[What you are asked to do] Write out the listing below again, precisely as it is given.

[Stored data]
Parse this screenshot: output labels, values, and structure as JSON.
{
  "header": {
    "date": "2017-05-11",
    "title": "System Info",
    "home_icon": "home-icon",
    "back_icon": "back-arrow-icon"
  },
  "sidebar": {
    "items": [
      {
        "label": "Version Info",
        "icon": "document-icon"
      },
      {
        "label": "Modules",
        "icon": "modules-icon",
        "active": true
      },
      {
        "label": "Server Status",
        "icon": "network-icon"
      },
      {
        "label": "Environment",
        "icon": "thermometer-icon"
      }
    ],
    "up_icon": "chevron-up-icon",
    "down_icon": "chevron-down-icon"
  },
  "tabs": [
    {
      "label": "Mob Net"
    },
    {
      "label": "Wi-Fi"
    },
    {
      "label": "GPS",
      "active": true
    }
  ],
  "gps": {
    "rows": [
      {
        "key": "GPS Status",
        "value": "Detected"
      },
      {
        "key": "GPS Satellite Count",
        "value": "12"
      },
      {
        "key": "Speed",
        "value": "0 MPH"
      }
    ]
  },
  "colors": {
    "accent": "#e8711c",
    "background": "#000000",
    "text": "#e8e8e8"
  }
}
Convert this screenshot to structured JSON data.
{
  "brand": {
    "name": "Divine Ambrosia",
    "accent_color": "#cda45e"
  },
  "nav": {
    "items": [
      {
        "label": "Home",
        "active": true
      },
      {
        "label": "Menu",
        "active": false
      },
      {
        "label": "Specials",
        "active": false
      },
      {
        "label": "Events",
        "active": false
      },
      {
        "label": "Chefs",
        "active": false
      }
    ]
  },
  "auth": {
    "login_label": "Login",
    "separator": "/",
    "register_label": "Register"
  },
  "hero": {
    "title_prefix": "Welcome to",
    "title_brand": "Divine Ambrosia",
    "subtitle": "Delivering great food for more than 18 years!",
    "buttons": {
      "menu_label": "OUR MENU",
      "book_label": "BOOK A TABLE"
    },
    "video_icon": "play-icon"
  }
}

[Response to the exercise]
Parse this screenshot: output labels, values, and structure as JSON.
{
  "header": {
    "date": "2017-05-11",
    "title": "System Info",
    "home_icon": "home-icon",
    "back_icon": "back-arrow-icon"
  },
  "sidebar": {
    "items": [
      {
        "label": "Version Info",
        "icon": "document-icon"
      },
      {
        "label": "Modules",
        "icon": "modules-icon",
        "active": true
      },
      {
        "label": "Server Status",
        "icon": "network-icon"
      },
      {
        "label": "Environment",
        "icon": "thermometer-icon"
      }
    ],
    "up_icon": "chevron-up-icon",
    "down_icon": "chevron-down-icon"
  },
  "tabs": [
    {
      "label": "Mob Net"
    },
    {
      "label": "Wi-Fi"
    },
    {
      "label": "GPS",
      "active": true
    }
  ],
  "gps": {
    "rows": [
      {
        "key": "GPS Status",
        "value": "Detected"
      },
      {
        "key": "GPS Satellite Count",
        "value": "12"
      },
      {
        "key": "Speed",
        "value": "0 MPH"
      }
    ]
  },
  "colors": {
    "accent": "#e8711c",
    "background": "#000000",
    "text": "#e8e8e8"
  }
}
Convert this screenshot to structured JSON data.
{
  "brand": {
    "name": "Divine Ambrosia",
    "accent_color": "#cda45e"
  },
  "nav": {
    "items": [
      {
        "label": "Home",
        "active": true
      },
      {
        "label": "Menu",
        "active": false
      },
      {
        "label": "Specials",
        "active": false
      },
      {
        "label": "Events",
        "active": false
      },
      {
        "label": "Chefs",
        "active": false
      }
    ]
  },
  "auth": {
    "login_label": "Login",
    "separator": "/",
    "register_label": "Register"
  },
  "hero": {
    "title_prefix": "Welcome to",
    "title_brand": "Divine Ambrosia",
    "subtitle": "Delivering great food for more than 18 years!",
    "buttons": {
      "menu_label": "OUR MENU",
      "book_label": "BOOK A TABLE"
    },
    "video_icon": "play-icon"
  }
}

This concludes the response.